#### The exercise:
Gather the lines that hold the string "administrative".

Dataset records on visual material:
++++++++

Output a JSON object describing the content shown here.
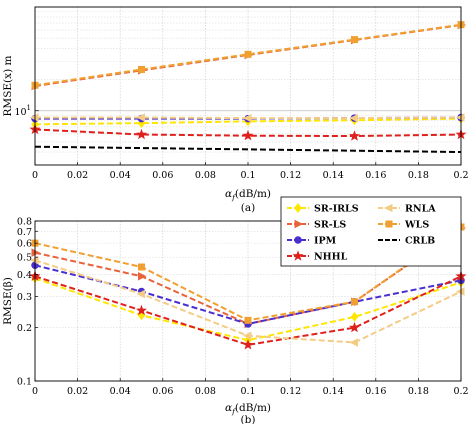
{
  "chart_data": [
    {
      "type": "line",
      "caption": "(a)",
      "xlabel": "α_f(dB/m)",
      "ylabel": "RMSE(x) m",
      "xlim": [
        0,
        0.2
      ],
      "ylim": [
        3,
        100
      ],
      "yscale": "log",
      "grid": true,
      "x_ticks": [
        "0",
        "0.02",
        "0.04",
        "0.06",
        "0.08",
        "0.1",
        "0.12",
        "0.14",
        "0.16",
        "0.18",
        "0.2"
      ],
      "y_tick_labels": [
        {
          "value": 10,
          "label": "10^1"
        }
      ],
      "x": [
        0,
        0.05,
        0.1,
        0.15,
        0.2
      ],
      "series": [
        {
          "name": "SR-IRLS",
          "color": "#FFE600",
          "marker": "diamond",
          "values": [
            7.4,
            7.6,
            7.9,
            8.1,
            8.4
          ]
        },
        {
          "name": "SR-LS",
          "color": "#E8623C",
          "marker": "triangle-right",
          "values": [
            17.3,
            24.5,
            34.5,
            48.0,
            67.0
          ]
        },
        {
          "name": "IPM",
          "color": "#4A2FD0",
          "marker": "circle",
          "values": [
            8.4,
            8.4,
            8.4,
            8.5,
            8.6
          ]
        },
        {
          "name": "NHHL",
          "color": "#E0201C",
          "marker": "star",
          "values": [
            6.6,
            5.9,
            5.75,
            5.7,
            5.9
          ]
        },
        {
          "name": "RNLA",
          "color": "#F4CC86",
          "marker": "triangle-left",
          "values": [
            8.6,
            8.6,
            8.5,
            8.5,
            8.6
          ]
        },
        {
          "name": "WLS",
          "color": "#F0A030",
          "marker": "square",
          "values": [
            17.6,
            25.0,
            35.0,
            48.5,
            67.5
          ]
        },
        {
          "name": "CRLB",
          "color": "#000000",
          "marker": "none",
          "values": [
            4.5,
            null,
            null,
            null,
            4.0
          ]
        }
      ]
    },
    {
      "type": "line",
      "caption": "(b)",
      "xlabel": "α_f(dB/m)",
      "ylabel": "RMSE(β)",
      "xlim": [
        0,
        0.2
      ],
      "ylim": [
        0.1,
        0.8
      ],
      "yscale": "log",
      "grid": true,
      "legend_position": "top",
      "x_ticks": [
        "0",
        "0.02",
        "0.04",
        "0.06",
        "0.08",
        "0.1",
        "0.12",
        "0.14",
        "0.16",
        "0.18",
        "0.2"
      ],
      "y_ticks": [
        "0.1",
        "0.2",
        "0.3",
        "0.4",
        "0.5",
        "0.6",
        "0.7",
        "0.8"
      ],
      "x": [
        0,
        0.05,
        0.1,
        0.15,
        0.2
      ],
      "series": [
        {
          "name": "SR-IRLS",
          "color": "#FFE600",
          "marker": "diamond",
          "values": [
            0.38,
            0.235,
            0.17,
            0.23,
            0.36
          ]
        },
        {
          "name": "SR-LS",
          "color": "#E8623C",
          "marker": "triangle-right",
          "values": [
            0.53,
            0.39,
            0.21,
            0.28,
            0.73
          ]
        },
        {
          "name": "IPM",
          "color": "#4A2FD0",
          "marker": "circle",
          "values": [
            0.45,
            0.32,
            0.21,
            0.28,
            0.37
          ]
        },
        {
          "name": "NHHL",
          "color": "#E0201C",
          "marker": "star",
          "values": [
            0.39,
            0.25,
            0.16,
            0.2,
            0.39
          ]
        },
        {
          "name": "RNLA",
          "color": "#F4CC86",
          "marker": "triangle-left",
          "values": [
            0.48,
            0.31,
            0.18,
            0.165,
            0.32
          ]
        },
        {
          "name": "WLS",
          "color": "#F0A030",
          "marker": "square",
          "values": [
            0.6,
            0.44,
            0.22,
            0.28,
            0.74
          ]
        },
        {
          "name": "CRLB",
          "color": "#000000",
          "marker": "none",
          "values": [
            null,
            null,
            null,
            null,
            null
          ]
        }
      ]
    }
  ]
}
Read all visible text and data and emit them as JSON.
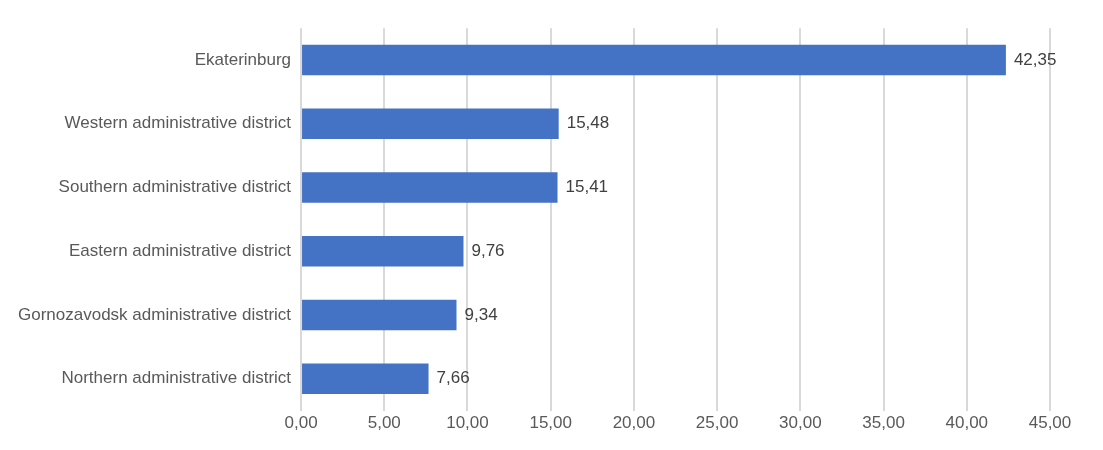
{
  "chart_data": {
    "type": "bar",
    "orientation": "horizontal",
    "categories": [
      "Ekaterinburg",
      "Western administrative district",
      "Southern administrative district",
      "Eastern administrative district",
      "Gornozavodsk administrative district",
      "Northern administrative district"
    ],
    "values": [
      42.35,
      15.48,
      15.41,
      9.76,
      9.34,
      7.66
    ],
    "value_labels": [
      "42,35",
      "15,48",
      "15,41",
      "9,76",
      "9,34",
      "7,66"
    ],
    "color": "#4472c4",
    "xlim": [
      0,
      45
    ],
    "xticks": [
      {
        "value": 0,
        "label": "0,00"
      },
      {
        "value": 5,
        "label": "5,00"
      },
      {
        "value": 10,
        "label": "10,00"
      },
      {
        "value": 15,
        "label": "15,00"
      },
      {
        "value": 20,
        "label": "20,00"
      },
      {
        "value": 25,
        "label": "25,00"
      },
      {
        "value": 30,
        "label": "30,00"
      },
      {
        "value": 35,
        "label": "35,00"
      },
      {
        "value": 40,
        "label": "40,00"
      },
      {
        "value": 45,
        "label": "45,00"
      }
    ],
    "grid": "x",
    "legend": false
  }
}
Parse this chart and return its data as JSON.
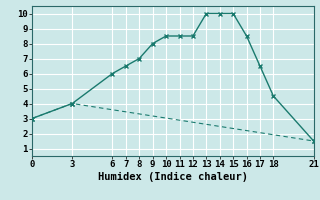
{
  "line1_x": [
    0,
    3,
    6,
    7,
    8,
    9,
    10,
    11,
    12,
    13,
    14,
    15,
    16,
    17,
    18,
    21
  ],
  "line1_y": [
    3,
    4,
    6,
    6.5,
    7,
    8,
    8.5,
    8.5,
    8.5,
    10,
    10,
    10,
    8.5,
    6.5,
    4.5,
    1.5
  ],
  "line2_x": [
    0,
    3,
    21
  ],
  "line2_y": [
    3,
    4,
    1.5
  ],
  "line_color": "#1a7a6e",
  "bg_color": "#cce8e8",
  "grid_color": "#ffffff",
  "xlabel": "Humidex (Indice chaleur)",
  "xlim": [
    0,
    21
  ],
  "ylim": [
    1,
    10
  ],
  "xticks": [
    0,
    3,
    6,
    7,
    8,
    9,
    10,
    11,
    12,
    13,
    14,
    15,
    16,
    17,
    18,
    21
  ],
  "yticks": [
    1,
    2,
    3,
    4,
    5,
    6,
    7,
    8,
    9,
    10
  ],
  "tick_fontsize": 6.5,
  "label_fontsize": 7.5
}
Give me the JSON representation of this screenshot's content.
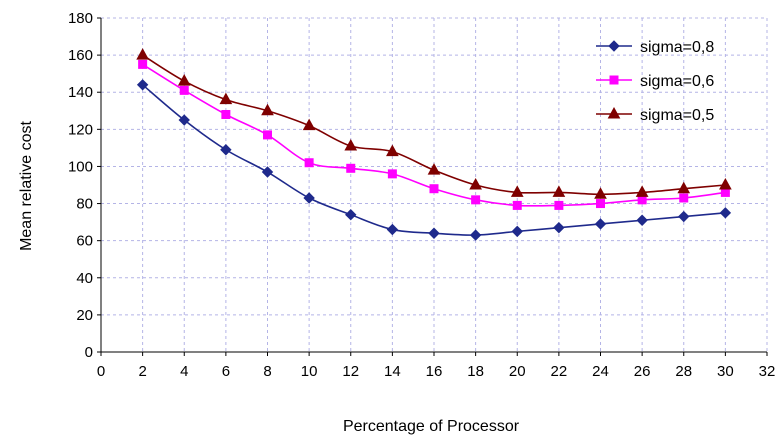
{
  "chart_data": {
    "type": "line",
    "title": "",
    "xlabel": "Percentage of Processor",
    "ylabel": "Mean relative cost",
    "xlim": [
      0,
      32
    ],
    "ylim": [
      0,
      180
    ],
    "xticks": [
      0,
      2,
      4,
      6,
      8,
      10,
      12,
      14,
      16,
      18,
      20,
      22,
      24,
      26,
      28,
      30,
      32
    ],
    "yticks": [
      0,
      20,
      40,
      60,
      80,
      100,
      120,
      140,
      160,
      180
    ],
    "grid": true,
    "legend_position": "top-right",
    "x": [
      2,
      4,
      6,
      8,
      10,
      12,
      14,
      16,
      18,
      20,
      22,
      24,
      26,
      28,
      30
    ],
    "series": [
      {
        "name": "sigma=0,8",
        "color": "#1f2a8c",
        "marker": "diamond",
        "values": [
          144,
          125,
          109,
          97,
          83,
          74,
          66,
          64,
          63,
          65,
          67,
          69,
          71,
          73,
          75
        ]
      },
      {
        "name": "sigma=0,6",
        "color": "#ff00ff",
        "marker": "square",
        "values": [
          155,
          141,
          128,
          117,
          102,
          99,
          96,
          88,
          82,
          79,
          79,
          80,
          82,
          83,
          86
        ]
      },
      {
        "name": "sigma=0,5",
        "color": "#7f0000",
        "marker": "triangle",
        "values": [
          160,
          146,
          136,
          130,
          122,
          111,
          108,
          98,
          90,
          86,
          86,
          85,
          86,
          88,
          90
        ]
      }
    ]
  }
}
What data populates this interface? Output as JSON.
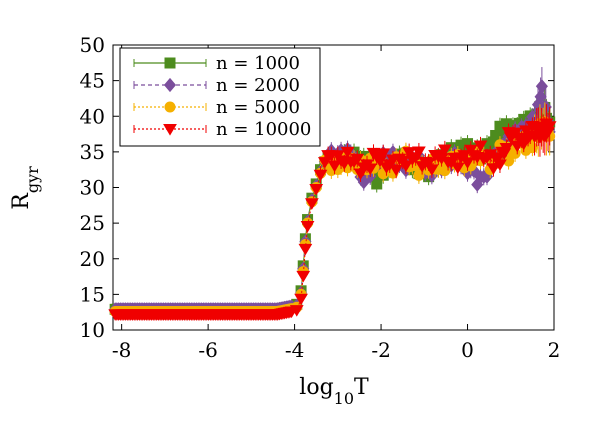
{
  "chart_data": {
    "type": "scatter",
    "title": "",
    "xlabel": {
      "base": "log",
      "sub": "10",
      "rest": "T"
    },
    "ylabel": {
      "base": "R",
      "sub": "gyr"
    },
    "xlim": [
      -8.2,
      2.0
    ],
    "ylim": [
      10,
      50
    ],
    "x_ticks": [
      "-8",
      "-6",
      "-4",
      "-2",
      "0",
      "2"
    ],
    "y_ticks": [
      "10",
      "15",
      "20",
      "25",
      "30",
      "35",
      "40",
      "45",
      "50"
    ],
    "grid": false,
    "legend_position": "top-left",
    "colors": {
      "n1000": "#4d8c1e",
      "n2000": "#7b4e9c",
      "n5000": "#f5b000",
      "n10000": "#f00000"
    },
    "series": [
      {
        "name": "n = 1000",
        "marker": "square",
        "line": "solid",
        "low_value": 12.9,
        "transition": [
          [
            -3.95,
            13.6
          ],
          [
            -3.85,
            15.5
          ],
          [
            -3.8,
            19.0
          ],
          [
            -3.75,
            22.8
          ],
          [
            -3.7,
            25.5
          ],
          [
            -3.6,
            28.5
          ],
          [
            -3.5,
            30.5
          ],
          [
            -3.4,
            32.5
          ]
        ],
        "plateau": [
          [
            -3.3,
            33.6
          ],
          [
            -3.0,
            33.9
          ],
          [
            -2.7,
            34.2
          ],
          [
            -2.4,
            33.8
          ],
          [
            -2.1,
            31.2
          ],
          [
            -1.8,
            33.2
          ],
          [
            -1.5,
            34.6
          ],
          [
            -1.2,
            32.6
          ],
          [
            -0.9,
            32.4
          ],
          [
            -0.6,
            33.8
          ],
          [
            -0.3,
            35.0
          ],
          [
            0.0,
            35.6
          ],
          [
            0.3,
            34.4
          ],
          [
            0.6,
            36.2
          ],
          [
            0.8,
            38.5
          ],
          [
            1.0,
            37.6
          ],
          [
            1.2,
            38.6
          ],
          [
            1.4,
            39.0
          ],
          [
            1.6,
            39.6
          ],
          [
            1.75,
            40.8
          ],
          [
            1.9,
            39.2
          ]
        ]
      },
      {
        "name": "n = 2000",
        "marker": "diamond",
        "line": "dashed",
        "low_value": 12.9,
        "transition": [
          [
            -3.95,
            13.4
          ],
          [
            -3.85,
            15.2
          ],
          [
            -3.8,
            18.6
          ],
          [
            -3.75,
            22.4
          ],
          [
            -3.7,
            25.2
          ],
          [
            -3.6,
            28.2
          ],
          [
            -3.5,
            30.2
          ],
          [
            -3.4,
            32.2
          ]
        ],
        "plateau": [
          [
            -3.3,
            34.0
          ],
          [
            -3.0,
            34.6
          ],
          [
            -2.7,
            34.8
          ],
          [
            -2.4,
            31.0
          ],
          [
            -2.1,
            33.8
          ],
          [
            -1.8,
            34.4
          ],
          [
            -1.5,
            33.0
          ],
          [
            -1.2,
            34.2
          ],
          [
            -0.9,
            32.0
          ],
          [
            -0.6,
            33.4
          ],
          [
            -0.3,
            34.0
          ],
          [
            0.0,
            32.8
          ],
          [
            0.3,
            30.8
          ],
          [
            0.6,
            33.6
          ],
          [
            0.8,
            35.4
          ],
          [
            1.0,
            36.8
          ],
          [
            1.2,
            37.6
          ],
          [
            1.4,
            38.4
          ],
          [
            1.6,
            39.8
          ],
          [
            1.72,
            43.6
          ],
          [
            1.9,
            37.8
          ]
        ]
      },
      {
        "name": "n = 5000",
        "marker": "circle",
        "line": "dotted",
        "low_value": 12.6,
        "transition": [
          [
            -3.95,
            13.2
          ],
          [
            -3.85,
            15.0
          ],
          [
            -3.8,
            18.2
          ],
          [
            -3.75,
            22.0
          ],
          [
            -3.7,
            25.0
          ],
          [
            -3.6,
            28.0
          ],
          [
            -3.5,
            30.0
          ],
          [
            -3.4,
            32.0
          ]
        ],
        "plateau": [
          [
            -3.3,
            33.2
          ],
          [
            -3.0,
            33.0
          ],
          [
            -2.7,
            33.8
          ],
          [
            -2.4,
            33.0
          ],
          [
            -2.1,
            33.4
          ],
          [
            -1.8,
            32.2
          ],
          [
            -1.5,
            34.8
          ],
          [
            -1.2,
            32.4
          ],
          [
            -0.9,
            33.2
          ],
          [
            -0.6,
            32.8
          ],
          [
            -0.3,
            34.2
          ],
          [
            0.0,
            33.2
          ],
          [
            0.3,
            34.6
          ],
          [
            0.6,
            33.0
          ],
          [
            0.8,
            35.8
          ],
          [
            1.0,
            34.2
          ],
          [
            1.2,
            37.0
          ],
          [
            1.4,
            35.6
          ],
          [
            1.6,
            37.4
          ],
          [
            1.75,
            38.8
          ],
          [
            1.9,
            37.2
          ]
        ]
      },
      {
        "name": "n = 10000",
        "marker": "triangle-down",
        "line": "dotted",
        "low_value": 12.2,
        "transition": [
          [
            -3.95,
            12.8
          ],
          [
            -3.85,
            14.4
          ],
          [
            -3.8,
            17.6
          ],
          [
            -3.75,
            21.4
          ],
          [
            -3.7,
            24.6
          ],
          [
            -3.6,
            27.8
          ],
          [
            -3.5,
            29.8
          ],
          [
            -3.4,
            31.8
          ]
        ],
        "plateau": [
          [
            -3.3,
            34.4
          ],
          [
            -3.0,
            33.8
          ],
          [
            -2.7,
            34.2
          ],
          [
            -2.4,
            32.4
          ],
          [
            -2.1,
            34.6
          ],
          [
            -1.8,
            33.2
          ],
          [
            -1.5,
            33.6
          ],
          [
            -1.2,
            34.6
          ],
          [
            -0.9,
            33.0
          ],
          [
            -0.6,
            34.8
          ],
          [
            -0.3,
            33.4
          ],
          [
            0.0,
            34.4
          ],
          [
            0.3,
            35.0
          ],
          [
            0.6,
            33.6
          ],
          [
            0.8,
            34.2
          ],
          [
            1.0,
            37.8
          ],
          [
            1.2,
            36.4
          ],
          [
            1.4,
            37.4
          ],
          [
            1.6,
            38.2
          ],
          [
            1.75,
            37.6
          ],
          [
            1.9,
            38.6
          ]
        ]
      }
    ]
  }
}
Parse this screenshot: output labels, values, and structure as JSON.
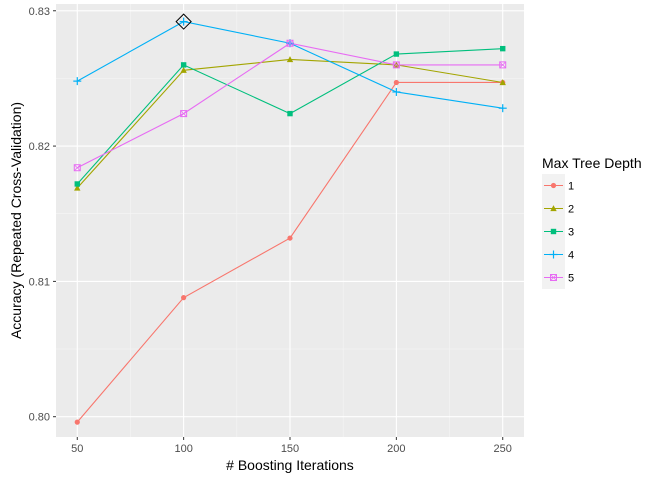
{
  "chart_data": {
    "type": "line",
    "title": "",
    "xlabel": "# Boosting Iterations",
    "ylabel": "Accuracy (Repeated Cross-Validation)",
    "x": [
      50,
      100,
      150,
      200,
      250
    ],
    "x_ticks": [
      "50",
      "100",
      "150",
      "200",
      "250"
    ],
    "y_ticks": [
      "0.80",
      "0.81",
      "0.82",
      "0.83"
    ],
    "xlim": [
      40,
      260
    ],
    "ylim": [
      0.7985,
      0.8305
    ],
    "grid": true,
    "legend_position": "right",
    "legend_title": "Max Tree Depth",
    "series": [
      {
        "name": "1",
        "color": "#F8766D",
        "marker": "circle",
        "values": [
          0.7996,
          0.8088,
          0.8132,
          0.8247,
          0.8247
        ]
      },
      {
        "name": "2",
        "color": "#A3A500",
        "marker": "triangle",
        "values": [
          0.8169,
          0.8256,
          0.8264,
          0.826,
          0.8247
        ]
      },
      {
        "name": "3",
        "color": "#00BF7D",
        "marker": "square",
        "values": [
          0.8172,
          0.826,
          0.8224,
          0.8268,
          0.8272
        ]
      },
      {
        "name": "4",
        "color": "#00B0F6",
        "marker": "plus",
        "values": [
          0.8248,
          0.8292,
          0.8276,
          0.824,
          0.8228
        ]
      },
      {
        "name": "5",
        "color": "#E76BF3",
        "marker": "box-x",
        "values": [
          0.8184,
          0.8224,
          0.8276,
          0.826,
          0.826
        ]
      }
    ],
    "highlight": {
      "series": "4",
      "x": 100,
      "y": 0.8292,
      "marker": "diamond"
    }
  }
}
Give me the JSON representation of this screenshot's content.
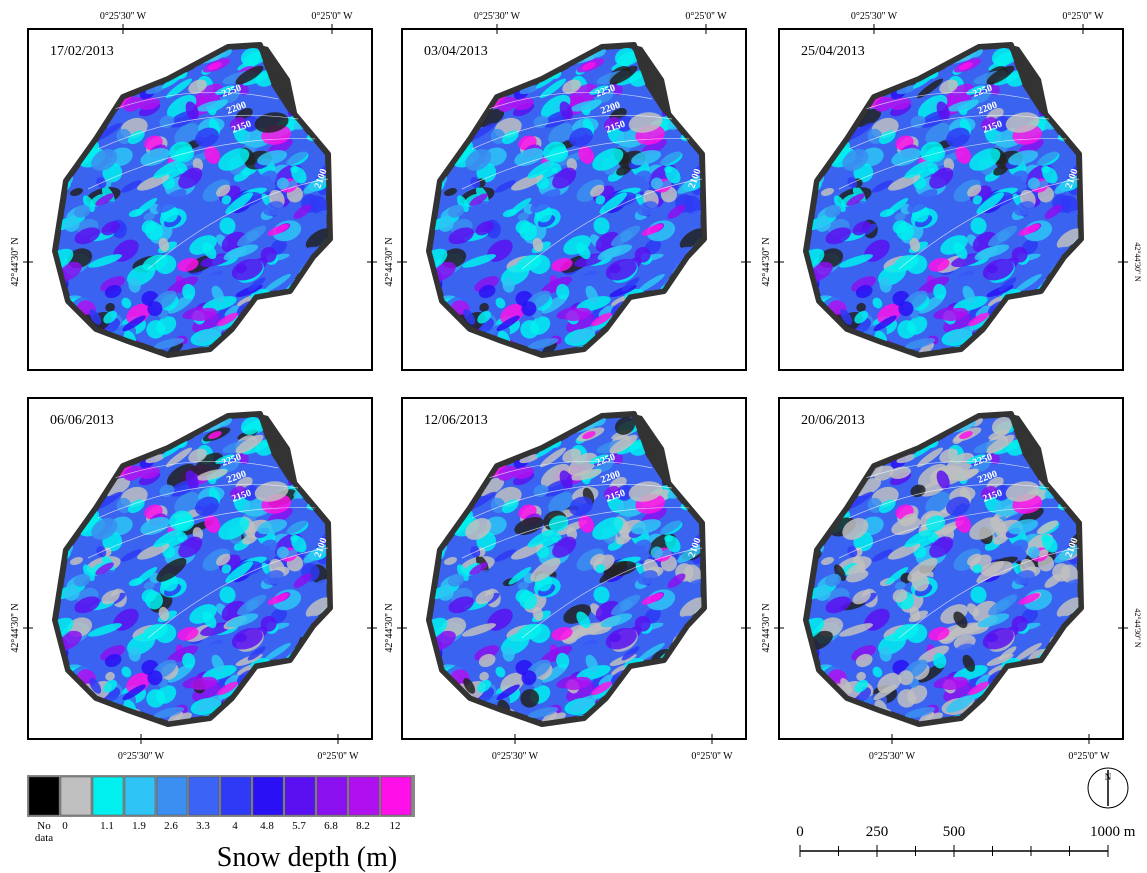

++++++++

#### Written answer:
      "Western administrative district",
      "Southern administrative district",
      "Eastern administrative district",
      "Gornozavodsk administrative district",
      "Northern administrative district"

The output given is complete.